>> Start Data
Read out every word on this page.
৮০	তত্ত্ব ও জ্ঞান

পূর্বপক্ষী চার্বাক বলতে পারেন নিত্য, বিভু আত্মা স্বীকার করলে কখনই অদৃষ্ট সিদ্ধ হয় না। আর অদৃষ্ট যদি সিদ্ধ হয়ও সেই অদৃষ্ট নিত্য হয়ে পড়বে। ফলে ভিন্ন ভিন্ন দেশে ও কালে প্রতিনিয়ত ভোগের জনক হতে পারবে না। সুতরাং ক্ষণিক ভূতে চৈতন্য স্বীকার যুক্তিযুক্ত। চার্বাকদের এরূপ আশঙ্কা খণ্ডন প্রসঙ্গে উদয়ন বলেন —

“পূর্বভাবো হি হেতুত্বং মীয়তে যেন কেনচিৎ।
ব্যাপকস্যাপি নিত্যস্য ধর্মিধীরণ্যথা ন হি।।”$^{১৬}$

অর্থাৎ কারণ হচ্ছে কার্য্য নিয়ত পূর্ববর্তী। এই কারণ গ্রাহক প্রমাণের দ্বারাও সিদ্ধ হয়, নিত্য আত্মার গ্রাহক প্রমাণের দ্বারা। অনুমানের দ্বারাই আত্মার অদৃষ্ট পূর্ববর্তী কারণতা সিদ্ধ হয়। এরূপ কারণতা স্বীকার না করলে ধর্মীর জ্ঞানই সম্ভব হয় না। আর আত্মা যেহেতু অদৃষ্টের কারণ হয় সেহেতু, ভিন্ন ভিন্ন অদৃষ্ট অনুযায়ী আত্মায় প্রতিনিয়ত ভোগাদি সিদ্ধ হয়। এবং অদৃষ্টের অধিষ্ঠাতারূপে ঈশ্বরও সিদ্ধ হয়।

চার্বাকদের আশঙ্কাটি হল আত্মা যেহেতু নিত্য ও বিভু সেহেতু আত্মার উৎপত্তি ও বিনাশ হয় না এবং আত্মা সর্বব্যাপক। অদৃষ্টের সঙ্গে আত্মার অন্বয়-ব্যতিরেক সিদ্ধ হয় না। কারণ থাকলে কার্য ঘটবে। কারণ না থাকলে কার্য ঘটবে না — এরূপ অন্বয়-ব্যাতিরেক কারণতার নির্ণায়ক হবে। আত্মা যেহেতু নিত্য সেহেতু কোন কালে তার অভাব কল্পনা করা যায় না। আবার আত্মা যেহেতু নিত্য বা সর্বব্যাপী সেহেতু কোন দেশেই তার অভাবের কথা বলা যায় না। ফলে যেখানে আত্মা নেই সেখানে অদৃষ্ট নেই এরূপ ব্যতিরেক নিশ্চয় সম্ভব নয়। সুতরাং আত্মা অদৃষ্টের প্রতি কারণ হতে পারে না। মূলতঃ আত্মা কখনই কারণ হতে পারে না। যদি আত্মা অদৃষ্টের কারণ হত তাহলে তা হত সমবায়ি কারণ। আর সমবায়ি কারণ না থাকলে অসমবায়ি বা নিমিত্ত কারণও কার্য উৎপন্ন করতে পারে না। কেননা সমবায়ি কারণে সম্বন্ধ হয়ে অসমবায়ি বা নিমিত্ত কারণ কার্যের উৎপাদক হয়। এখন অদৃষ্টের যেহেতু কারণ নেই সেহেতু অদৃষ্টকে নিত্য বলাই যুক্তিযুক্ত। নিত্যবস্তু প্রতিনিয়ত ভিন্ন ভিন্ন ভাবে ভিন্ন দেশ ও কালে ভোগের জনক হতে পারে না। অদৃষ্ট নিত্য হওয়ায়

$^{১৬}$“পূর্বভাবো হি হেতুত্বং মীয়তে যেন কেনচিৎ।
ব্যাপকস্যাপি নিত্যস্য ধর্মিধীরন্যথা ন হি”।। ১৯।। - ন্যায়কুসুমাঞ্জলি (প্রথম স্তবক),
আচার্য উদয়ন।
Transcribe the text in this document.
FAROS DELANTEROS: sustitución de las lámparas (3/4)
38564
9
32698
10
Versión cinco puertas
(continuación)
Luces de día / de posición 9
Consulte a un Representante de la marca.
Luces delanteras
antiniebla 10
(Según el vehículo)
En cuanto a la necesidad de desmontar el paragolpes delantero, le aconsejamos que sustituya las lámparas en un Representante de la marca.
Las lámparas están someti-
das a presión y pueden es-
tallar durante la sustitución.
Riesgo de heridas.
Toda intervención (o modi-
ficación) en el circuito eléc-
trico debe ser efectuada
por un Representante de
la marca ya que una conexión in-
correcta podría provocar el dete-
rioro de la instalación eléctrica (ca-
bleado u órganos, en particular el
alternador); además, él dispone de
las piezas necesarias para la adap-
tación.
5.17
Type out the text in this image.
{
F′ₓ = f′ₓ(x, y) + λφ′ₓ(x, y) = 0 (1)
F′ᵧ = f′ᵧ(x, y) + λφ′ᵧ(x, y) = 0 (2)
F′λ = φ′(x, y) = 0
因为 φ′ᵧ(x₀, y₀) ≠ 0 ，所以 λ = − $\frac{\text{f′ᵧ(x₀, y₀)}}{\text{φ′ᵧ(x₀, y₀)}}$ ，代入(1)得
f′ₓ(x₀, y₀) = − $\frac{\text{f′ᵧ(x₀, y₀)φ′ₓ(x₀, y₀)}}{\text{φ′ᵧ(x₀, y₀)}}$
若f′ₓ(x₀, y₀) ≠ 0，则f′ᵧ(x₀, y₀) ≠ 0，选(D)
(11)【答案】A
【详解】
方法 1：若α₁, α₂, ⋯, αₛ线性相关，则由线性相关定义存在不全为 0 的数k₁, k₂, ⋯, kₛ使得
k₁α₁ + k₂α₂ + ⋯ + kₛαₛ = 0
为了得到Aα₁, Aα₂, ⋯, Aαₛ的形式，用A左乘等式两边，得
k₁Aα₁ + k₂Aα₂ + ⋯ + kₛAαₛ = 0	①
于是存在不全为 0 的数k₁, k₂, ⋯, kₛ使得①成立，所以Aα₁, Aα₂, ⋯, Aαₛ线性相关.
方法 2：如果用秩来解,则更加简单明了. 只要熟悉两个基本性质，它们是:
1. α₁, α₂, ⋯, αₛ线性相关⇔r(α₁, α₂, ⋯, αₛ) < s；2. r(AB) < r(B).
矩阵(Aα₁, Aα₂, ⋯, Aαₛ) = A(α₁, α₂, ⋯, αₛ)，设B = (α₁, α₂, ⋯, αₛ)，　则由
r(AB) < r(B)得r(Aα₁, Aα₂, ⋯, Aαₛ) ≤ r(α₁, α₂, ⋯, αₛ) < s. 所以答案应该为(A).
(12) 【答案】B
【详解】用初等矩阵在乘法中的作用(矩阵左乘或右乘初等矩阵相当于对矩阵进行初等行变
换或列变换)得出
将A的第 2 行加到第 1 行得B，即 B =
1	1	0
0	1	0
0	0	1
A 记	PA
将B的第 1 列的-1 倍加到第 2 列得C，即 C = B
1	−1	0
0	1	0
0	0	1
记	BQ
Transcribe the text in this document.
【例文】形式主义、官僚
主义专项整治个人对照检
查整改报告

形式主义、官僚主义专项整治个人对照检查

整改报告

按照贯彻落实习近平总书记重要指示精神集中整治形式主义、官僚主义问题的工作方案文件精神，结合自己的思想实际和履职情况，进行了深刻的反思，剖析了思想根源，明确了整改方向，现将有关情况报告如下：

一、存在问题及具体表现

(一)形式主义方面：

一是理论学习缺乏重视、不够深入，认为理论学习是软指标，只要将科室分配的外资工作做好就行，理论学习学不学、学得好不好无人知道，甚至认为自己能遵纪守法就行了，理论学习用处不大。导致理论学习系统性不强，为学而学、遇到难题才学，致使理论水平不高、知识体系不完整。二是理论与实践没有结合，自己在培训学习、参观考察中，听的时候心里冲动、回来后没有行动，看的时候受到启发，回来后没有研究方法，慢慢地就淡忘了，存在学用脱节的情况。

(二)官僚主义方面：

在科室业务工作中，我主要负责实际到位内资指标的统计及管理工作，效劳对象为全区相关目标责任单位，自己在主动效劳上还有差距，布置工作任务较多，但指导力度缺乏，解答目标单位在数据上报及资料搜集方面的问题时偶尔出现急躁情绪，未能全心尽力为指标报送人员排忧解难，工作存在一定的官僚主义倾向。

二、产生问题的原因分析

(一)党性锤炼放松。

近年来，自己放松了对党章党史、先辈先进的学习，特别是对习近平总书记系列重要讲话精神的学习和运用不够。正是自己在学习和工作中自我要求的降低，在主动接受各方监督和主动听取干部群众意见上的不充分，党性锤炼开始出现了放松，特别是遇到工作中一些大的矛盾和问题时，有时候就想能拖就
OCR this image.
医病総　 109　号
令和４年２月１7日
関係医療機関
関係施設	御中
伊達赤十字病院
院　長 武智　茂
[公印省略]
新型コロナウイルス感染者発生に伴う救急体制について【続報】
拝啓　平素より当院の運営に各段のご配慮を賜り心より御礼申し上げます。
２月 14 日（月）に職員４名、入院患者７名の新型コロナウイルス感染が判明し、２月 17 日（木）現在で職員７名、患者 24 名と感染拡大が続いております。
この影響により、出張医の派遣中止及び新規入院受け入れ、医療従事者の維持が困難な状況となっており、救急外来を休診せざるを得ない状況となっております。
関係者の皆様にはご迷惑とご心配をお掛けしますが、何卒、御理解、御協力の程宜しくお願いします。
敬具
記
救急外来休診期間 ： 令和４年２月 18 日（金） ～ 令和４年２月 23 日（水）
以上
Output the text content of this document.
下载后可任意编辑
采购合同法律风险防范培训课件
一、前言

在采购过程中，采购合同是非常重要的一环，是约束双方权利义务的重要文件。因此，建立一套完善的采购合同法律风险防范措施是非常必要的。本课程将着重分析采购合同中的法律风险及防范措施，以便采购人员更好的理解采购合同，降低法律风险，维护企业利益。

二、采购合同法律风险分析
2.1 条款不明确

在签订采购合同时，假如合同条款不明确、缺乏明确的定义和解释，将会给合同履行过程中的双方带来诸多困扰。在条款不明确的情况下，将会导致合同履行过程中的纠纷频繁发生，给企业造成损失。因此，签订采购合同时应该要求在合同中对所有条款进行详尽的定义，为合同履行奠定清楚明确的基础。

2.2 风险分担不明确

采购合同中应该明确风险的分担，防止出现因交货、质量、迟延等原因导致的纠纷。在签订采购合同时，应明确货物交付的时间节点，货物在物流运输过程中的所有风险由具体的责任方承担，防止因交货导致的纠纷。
>> End Data
Show every line from the entries above in which "的数k₁" appears.

方法 1：若α₁, α₂, ⋯, αₛ线性相关，则由线性相关定义存在不全为 0 的数k₁, k₂, ⋯, kₛ使得
于是存在不全为 0 的数k₁, k₂, ⋯, kₛ使得①成立，所以Aα₁, Aα₂, ⋯, Aαₛ线性相关.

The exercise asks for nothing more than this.